EXERCISE DESCRIPTION.
Write out all records as given; omit images.

DATASET ROWS.
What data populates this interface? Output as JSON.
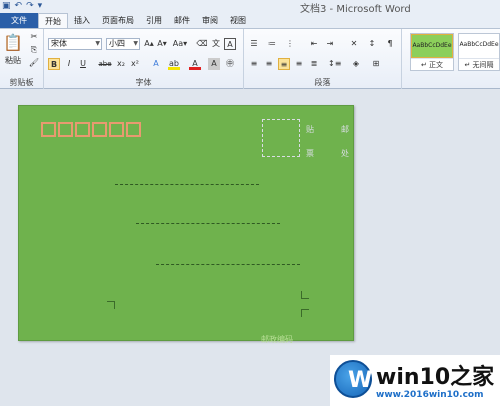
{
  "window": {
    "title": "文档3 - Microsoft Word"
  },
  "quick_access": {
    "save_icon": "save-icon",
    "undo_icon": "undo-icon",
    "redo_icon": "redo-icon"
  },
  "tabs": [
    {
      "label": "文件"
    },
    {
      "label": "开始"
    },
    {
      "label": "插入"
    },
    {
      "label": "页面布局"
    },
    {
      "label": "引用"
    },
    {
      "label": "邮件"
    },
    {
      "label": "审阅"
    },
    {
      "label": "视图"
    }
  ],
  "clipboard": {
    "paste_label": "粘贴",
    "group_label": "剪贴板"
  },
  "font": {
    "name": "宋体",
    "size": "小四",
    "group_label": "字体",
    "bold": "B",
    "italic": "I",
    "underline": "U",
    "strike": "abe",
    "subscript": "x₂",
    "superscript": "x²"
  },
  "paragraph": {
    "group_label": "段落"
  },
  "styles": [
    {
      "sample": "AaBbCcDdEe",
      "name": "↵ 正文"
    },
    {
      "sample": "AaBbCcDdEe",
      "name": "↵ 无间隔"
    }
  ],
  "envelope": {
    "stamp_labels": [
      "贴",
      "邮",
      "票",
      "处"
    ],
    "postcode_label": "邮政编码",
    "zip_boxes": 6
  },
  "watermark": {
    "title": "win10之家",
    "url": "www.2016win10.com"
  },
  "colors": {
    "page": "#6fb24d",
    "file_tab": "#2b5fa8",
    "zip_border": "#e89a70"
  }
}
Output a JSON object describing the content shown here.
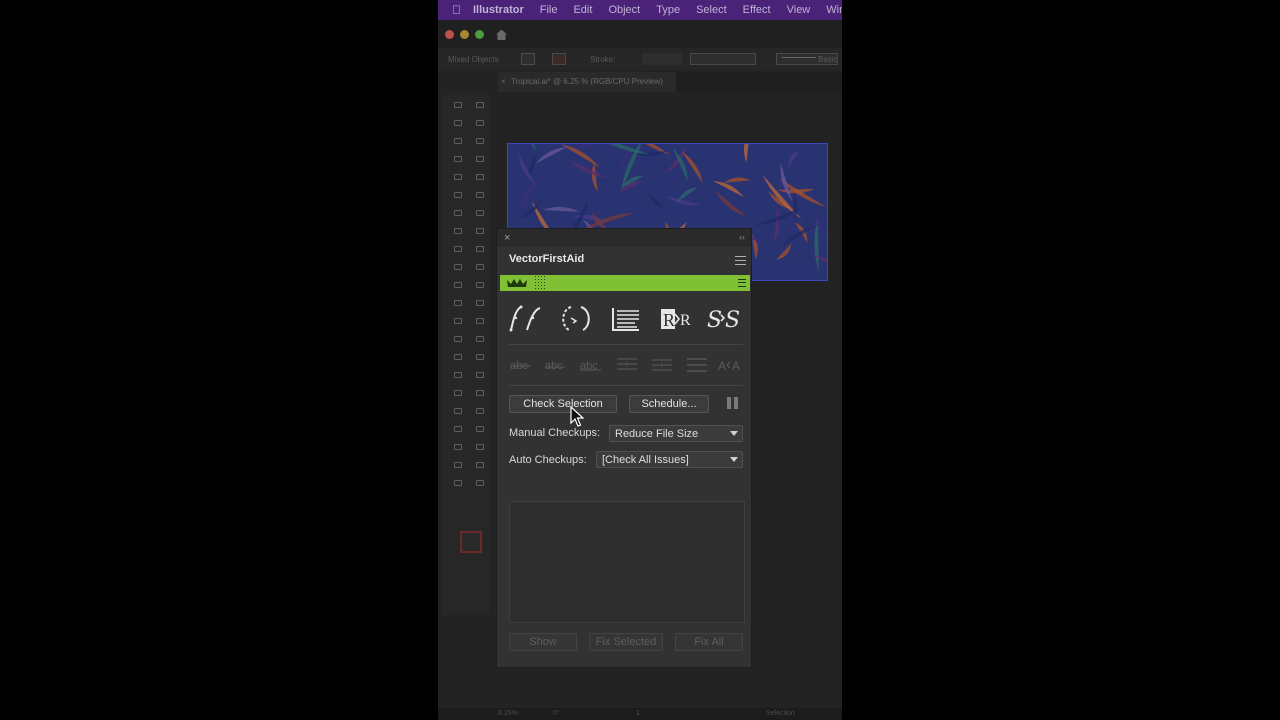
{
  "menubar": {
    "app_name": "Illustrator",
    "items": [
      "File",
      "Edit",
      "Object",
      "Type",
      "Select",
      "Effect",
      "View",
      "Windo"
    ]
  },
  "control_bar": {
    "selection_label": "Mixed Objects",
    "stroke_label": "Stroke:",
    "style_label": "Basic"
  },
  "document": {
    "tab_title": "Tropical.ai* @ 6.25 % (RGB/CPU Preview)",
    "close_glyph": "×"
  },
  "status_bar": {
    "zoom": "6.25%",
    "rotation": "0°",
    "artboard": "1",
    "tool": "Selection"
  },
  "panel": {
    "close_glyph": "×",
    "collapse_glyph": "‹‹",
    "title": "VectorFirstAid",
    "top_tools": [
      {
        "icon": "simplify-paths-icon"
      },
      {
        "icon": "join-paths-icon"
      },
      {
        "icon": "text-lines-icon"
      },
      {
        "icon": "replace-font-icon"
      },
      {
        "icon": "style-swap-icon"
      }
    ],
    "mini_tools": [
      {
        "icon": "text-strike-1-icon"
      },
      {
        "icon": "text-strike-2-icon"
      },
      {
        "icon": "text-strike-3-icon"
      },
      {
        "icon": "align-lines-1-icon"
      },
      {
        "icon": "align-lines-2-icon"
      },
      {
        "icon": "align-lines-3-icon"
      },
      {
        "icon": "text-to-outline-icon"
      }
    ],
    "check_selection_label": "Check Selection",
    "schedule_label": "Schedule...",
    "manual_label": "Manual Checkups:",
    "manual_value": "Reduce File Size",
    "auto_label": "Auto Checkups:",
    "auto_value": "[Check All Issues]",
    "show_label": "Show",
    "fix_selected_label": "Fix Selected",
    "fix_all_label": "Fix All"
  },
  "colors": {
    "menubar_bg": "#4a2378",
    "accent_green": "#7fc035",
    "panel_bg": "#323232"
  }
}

CORRECT RESPONSE.
What data populates this interface? Output as JSON.
{
  "window": {
    "title": "文档3 - Microsoft Word"
  },
  "quick_access": {
    "save_icon": "save-icon",
    "undo_icon": "undo-icon",
    "redo_icon": "redo-icon"
  },
  "tabs": [
    {
      "label": "文件"
    },
    {
      "label": "开始"
    },
    {
      "label": "插入"
    },
    {
      "label": "页面布局"
    },
    {
      "label": "引用"
    },
    {
      "label": "邮件"
    },
    {
      "label": "审阅"
    },
    {
      "label": "视图"
    }
  ],
  "clipboard": {
    "paste_label": "粘贴",
    "group_label": "剪贴板"
  },
  "font": {
    "name": "宋体",
    "size": "小四",
    "group_label": "字体",
    "bold": "B",
    "italic": "I",
    "underline": "U",
    "strike": "abe",
    "subscript": "x₂",
    "superscript": "x²"
  },
  "paragraph": {
    "group_label": "段落"
  },
  "styles": [
    {
      "sample": "AaBbCcDdEe",
      "name": "↵ 正文"
    },
    {
      "sample": "AaBbCcDdEe",
      "name": "↵ 无间隔"
    }
  ],
  "envelope": {
    "stamp_labels": [
      "贴",
      "邮",
      "票",
      "处"
    ],
    "postcode_label": "邮政编码",
    "zip_boxes": 6
  },
  "watermark": {
    "title": "win10之家",
    "url": "www.2016win10.com"
  },
  "colors": {
    "page": "#6fb24d",
    "file_tab": "#2b5fa8",
    "zip_border": "#e89a70"
  }
}
Output a JSON object describing the content shown here.
{
  "menubar": {
    "app_name": "Illustrator",
    "items": [
      "File",
      "Edit",
      "Object",
      "Type",
      "Select",
      "Effect",
      "View",
      "Windo"
    ]
  },
  "control_bar": {
    "selection_label": "Mixed Objects",
    "stroke_label": "Stroke:",
    "style_label": "Basic"
  },
  "document": {
    "tab_title": "Tropical.ai* @ 6.25 % (RGB/CPU Preview)",
    "close_glyph": "×"
  },
  "status_bar": {
    "zoom": "6.25%",
    "rotation": "0°",
    "artboard": "1",
    "tool": "Selection"
  },
  "panel": {
    "close_glyph": "×",
    "collapse_glyph": "‹‹",
    "title": "VectorFirstAid",
    "top_tools": [
      {
        "icon": "simplify-paths-icon"
      },
      {
        "icon": "join-paths-icon"
      },
      {
        "icon": "text-lines-icon"
      },
      {
        "icon": "replace-font-icon"
      },
      {
        "icon": "style-swap-icon"
      }
    ],
    "mini_tools": [
      {
        "icon": "text-strike-1-icon"
      },
      {
        "icon": "text-strike-2-icon"
      },
      {
        "icon": "text-strike-3-icon"
      },
      {
        "icon": "align-lines-1-icon"
      },
      {
        "icon": "align-lines-2-icon"
      },
      {
        "icon": "align-lines-3-icon"
      },
      {
        "icon": "text-to-outline-icon"
      }
    ],
    "check_selection_label": "Check Selection",
    "schedule_label": "Schedule...",
    "manual_label": "Manual Checkups:",
    "manual_value": "Reduce File Size",
    "auto_label": "Auto Checkups:",
    "auto_value": "[Check All Issues]",
    "show_label": "Show",
    "fix_selected_label": "Fix Selected",
    "fix_all_label": "Fix All"
  },
  "colors": {
    "menubar_bg": "#4a2378",
    "accent_green": "#7fc035",
    "panel_bg": "#323232"
  }
}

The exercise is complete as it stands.